Problem details:
All of the records below must be output exactly, with no pictures carried over.
— START OF Materials provided —
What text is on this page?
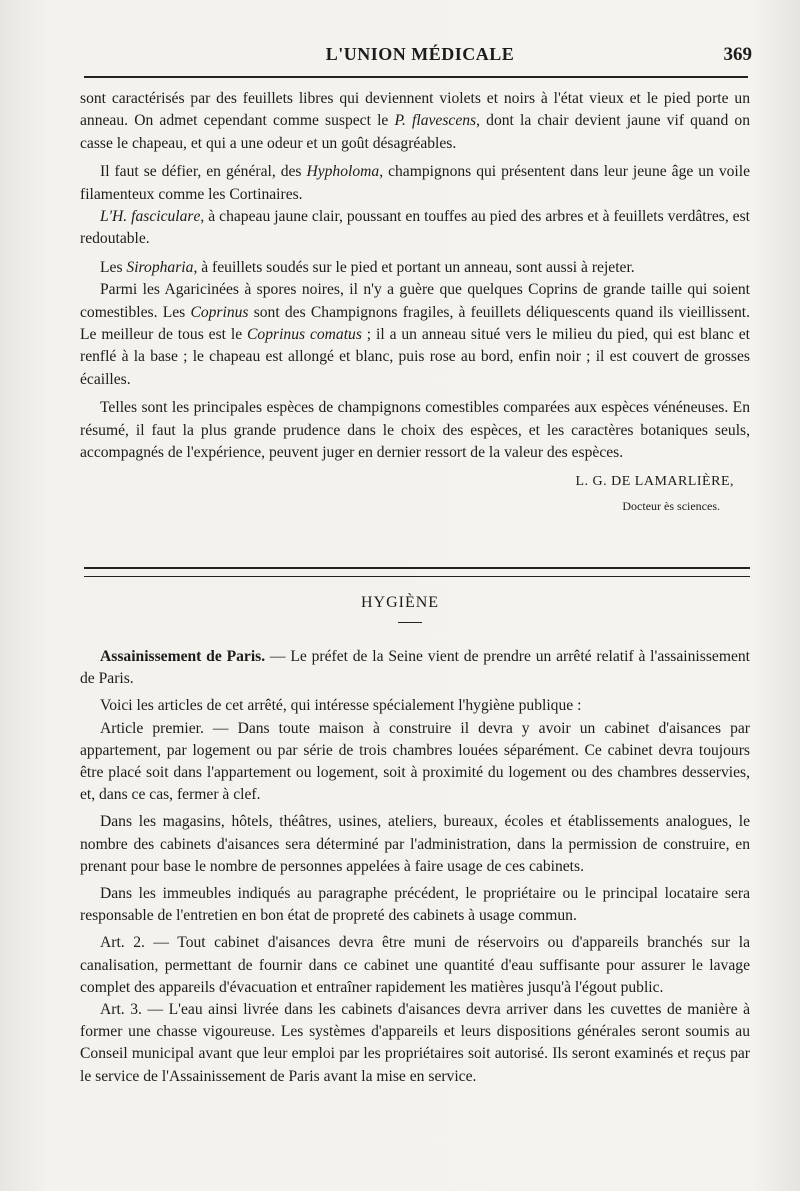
L'UNION MÉDICALE	369

sont caractérisés par des feuillets libres qui deviennent violets et noirs à l'état vieux et le pied porte un anneau. On admet cependant comme suspect le P. flavescens, dont la chair devient jaune vif quand on casse le chapeau, et qui a une odeur et un goût désagréables.

Il faut se défier, en général, des Hypholoma, champignons qui présentent dans leur jeune âge un voile filamenteux comme les Cortinaires.

L'H. fascicularе, à chapeau jaune clair, poussant en touffes au pied des arbres et à feuillets verdâtres, est redoutable.

Les Siropharia, à feuillets soudés sur le pied et portant un anneau, sont aussi à rejeter.

Parmi les Agaricinées à spores noires, il n'y a guère que quelques Coprins de grande taille qui soient comestibles. Les Coprinus sont des Champignons fragiles, à feuillets déliquescents quand ils vieillissent. Le meilleur de tous est le Coprinus comatus ; il a un anneau situé vers le milieu du pied, qui est blanc et renflé à la base ; le chapeau est allongé et blanc, puis rose au bord, enfin noir ; il est couvert de grosses écailles.

Telles sont les principales espèces de champignons comestibles comparées aux espèces vénéneuses. En résumé, il faut la plus grande prudence dans le choix des espèces, et les caractères botaniques seuls, accompagnés de l'expérience, peuvent juger en dernier ressort de la valeur des espèces.

L. G. DE LAMARLIÈRE,
Docteur ès sciences.
HYGIÈNE

Assainissement de Paris. — Le préfet de la Seine vient de prendre un arrêté relatif à l'assainissement de Paris.

Voici les articles de cet arrêté, qui intéresse spécialement l'hygiène publique :

Article premier. — Dans toute maison à construire il devra y avoir un cabinet d'aisances par appartement, par logement ou par série de trois chambres louées séparément. Ce cabinet devra toujours être placé soit dans l'appartement ou logement, soit à proximité du logement ou des chambres desservies, et, dans ce cas, fermer à clef.

Dans les magasins, hôtels, théâtres, usines, ateliers, bureaux, écoles et établissements analogues, le nombre des cabinets d'aisances sera déterminé par l'administration, dans la permission de construire, en prenant pour base le nombre de personnes appelées à faire usage de ces cabinets.

Dans les immeubles indiqués au paragraphe précédent, le propriétaire ou le principal locataire sera responsable de l'entretien en bon état de propreté des cabinets à usage commun.

Art. 2. — Tout cabinet d'aisances devra être muni de réservoirs ou d'appareils branchés sur la canalisation, permettant de fournir dans ce cabinet une quantité d'eau suffisante pour assurer le lavage complet des appareils d'évacuation et entraîner rapidement les matières jusqu'à l'égout public.

Art. 3. — L'eau ainsi livrée dans les cabinets d'aisances devra arriver dans les cuvettes de manière à former une chasse vigoureuse. Les systèmes d'appareils et leurs dispositions générales seront soumis au Conseil municipal avant que leur emploi par les propriétaires soit autorisé. Ils seront examinés et reçus par le service de l'Assainissement de Paris avant la mise en service.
— END OF Materials provided —
Output for this task:
What text is on this page?
L'UNION MÉDICALE	369

sont caractérisés par des feuillets libres qui deviennent violets et noirs à l'état vieux et le pied porte un anneau. On admet cependant comme suspect le P. flavescens, dont la chair devient jaune vif quand on casse le chapeau, et qui a une odeur et un goût désagréables.

Il faut se défier, en général, des Hypholoma, champignons qui présentent dans leur jeune âge un voile filamenteux comme les Cortinaires.

L'H. fascicularе, à chapeau jaune clair, poussant en touffes au pied des arbres et à feuillets verdâtres, est redoutable.

Les Siropharia, à feuillets soudés sur le pied et portant un anneau, sont aussi à rejeter.

Parmi les Agaricinées à spores noires, il n'y a guère que quelques Coprins de grande taille qui soient comestibles. Les Coprinus sont des Champignons fragiles, à feuillets déliquescents quand ils vieillissent. Le meilleur de tous est le Coprinus comatus ; il a un anneau situé vers le milieu du pied, qui est blanc et renflé à la base ; le chapeau est allongé et blanc, puis rose au bord, enfin noir ; il est couvert de grosses écailles.

Telles sont les principales espèces de champignons comestibles comparées aux espèces vénéneuses. En résumé, il faut la plus grande prudence dans le choix des espèces, et les caractères botaniques seuls, accompagnés de l'expérience, peuvent juger en dernier ressort de la valeur des espèces.

L. G. DE LAMARLIÈRE,
Docteur ès sciences.
HYGIÈNE

Assainissement de Paris. — Le préfet de la Seine vient de prendre un arrêté relatif à l'assainissement de Paris.

Voici les articles de cet arrêté, qui intéresse spécialement l'hygiène publique :

Article premier. — Dans toute maison à construire il devra y avoir un cabinet d'aisances par appartement, par logement ou par série de trois chambres louées séparément. Ce cabinet devra toujours être placé soit dans l'appartement ou logement, soit à proximité du logement ou des chambres desservies, et, dans ce cas, fermer à clef.

Dans les magasins, hôtels, théâtres, usines, ateliers, bureaux, écoles et établissements analogues, le nombre des cabinets d'aisances sera déterminé par l'administration, dans la permission de construire, en prenant pour base le nombre de personnes appelées à faire usage de ces cabinets.

Dans les immeubles indiqués au paragraphe précédent, le propriétaire ou le principal locataire sera responsable de l'entretien en bon état de propreté des cabinets à usage commun.

Art. 2. — Tout cabinet d'aisances devra être muni de réservoirs ou d'appareils branchés sur la canalisation, permettant de fournir dans ce cabinet une quantité d'eau suffisante pour assurer le lavage complet des appareils d'évacuation et entraîner rapidement les matières jusqu'à l'égout public.

Art. 3. — L'eau ainsi livrée dans les cabinets d'aisances devra arriver dans les cuvettes de manière à former une chasse vigoureuse. Les systèmes d'appareils et leurs dispositions générales seront soumis au Conseil municipal avant que leur emploi par les propriétaires soit autorisé. Ils seront examinés et reçus par le service de l'Assainissement de Paris avant la mise en service.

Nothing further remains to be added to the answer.